→ **Task**:
Exactly as written, quote every line that follows, skipping the images.

→ **Structured figure records**:
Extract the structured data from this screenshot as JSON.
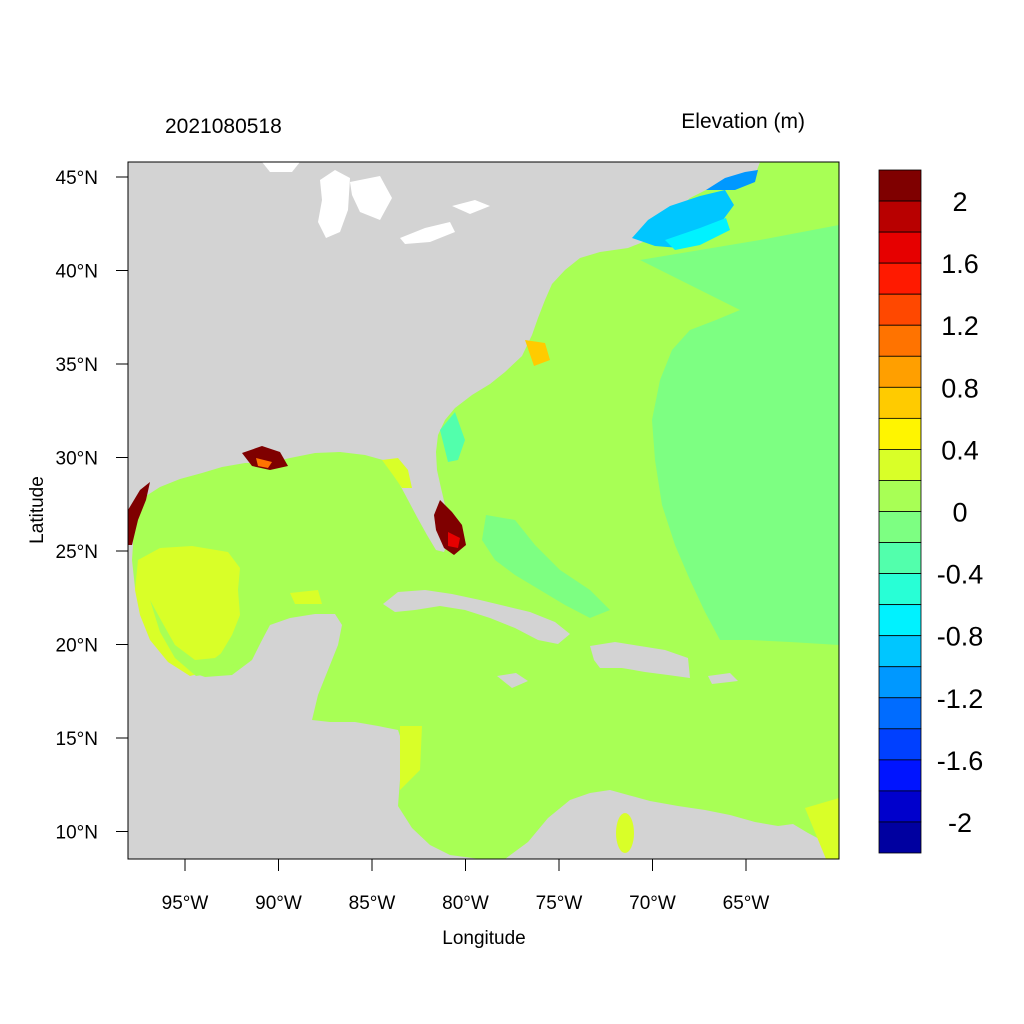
{
  "header": {
    "left_title": "2021080518",
    "right_title": "Elevation (m)"
  },
  "axes": {
    "xlabel": "Longitude",
    "ylabel": "Latitude",
    "x_ticks": [
      "95°W",
      "90°W",
      "85°W",
      "80°W",
      "75°W",
      "70°W",
      "65°W"
    ],
    "y_ticks": [
      "45°N",
      "40°N",
      "35°N",
      "30°N",
      "25°N",
      "20°N",
      "15°N",
      "10°N"
    ]
  },
  "colorbar": {
    "labels": [
      "2",
      "1.6",
      "1.2",
      "0.8",
      "0.4",
      "0",
      "-0.4",
      "-0.8",
      "-1.2",
      "-1.6",
      "-2"
    ],
    "colors": [
      "#7f0000",
      "#b80000",
      "#e60000",
      "#ff1a00",
      "#ff4800",
      "#ff7300",
      "#ff9f00",
      "#ffcb00",
      "#fff500",
      "#d9ff28",
      "#a8ff55",
      "#7dff82",
      "#52ffac",
      "#28ffd6",
      "#00f2ff",
      "#00c6ff",
      "#0098ff",
      "#006cff",
      "#0040ff",
      "#0014ff",
      "#0000cc",
      "#0000a0"
    ]
  },
  "map_colors": {
    "land": "#d3d3d3",
    "water_bodies": "#ffffff",
    "ocean_base": "#a8ff55",
    "ocean_east": "#7dff82",
    "gulf_yellow": "#d9ff28",
    "high_surge": "#7f0000",
    "negative_anomaly": "#00c6ff"
  }
}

→ **Answer to the task**:
Extract the structured data from this screenshot as JSON.
{
  "header": {
    "left_title": "2021080518",
    "right_title": "Elevation (m)"
  },
  "axes": {
    "xlabel": "Longitude",
    "ylabel": "Latitude",
    "x_ticks": [
      "95°W",
      "90°W",
      "85°W",
      "80°W",
      "75°W",
      "70°W",
      "65°W"
    ],
    "y_ticks": [
      "45°N",
      "40°N",
      "35°N",
      "30°N",
      "25°N",
      "20°N",
      "15°N",
      "10°N"
    ]
  },
  "colorbar": {
    "labels": [
      "2",
      "1.6",
      "1.2",
      "0.8",
      "0.4",
      "0",
      "-0.4",
      "-0.8",
      "-1.2",
      "-1.6",
      "-2"
    ],
    "colors": [
      "#7f0000",
      "#b80000",
      "#e60000",
      "#ff1a00",
      "#ff4800",
      "#ff7300",
      "#ff9f00",
      "#ffcb00",
      "#fff500",
      "#d9ff28",
      "#a8ff55",
      "#7dff82",
      "#52ffac",
      "#28ffd6",
      "#00f2ff",
      "#00c6ff",
      "#0098ff",
      "#006cff",
      "#0040ff",
      "#0014ff",
      "#0000cc",
      "#0000a0"
    ]
  },
  "map_colors": {
    "land": "#d3d3d3",
    "water_bodies": "#ffffff",
    "ocean_base": "#a8ff55",
    "ocean_east": "#7dff82",
    "gulf_yellow": "#d9ff28",
    "high_surge": "#7f0000",
    "negative_anomaly": "#00c6ff"
  }
}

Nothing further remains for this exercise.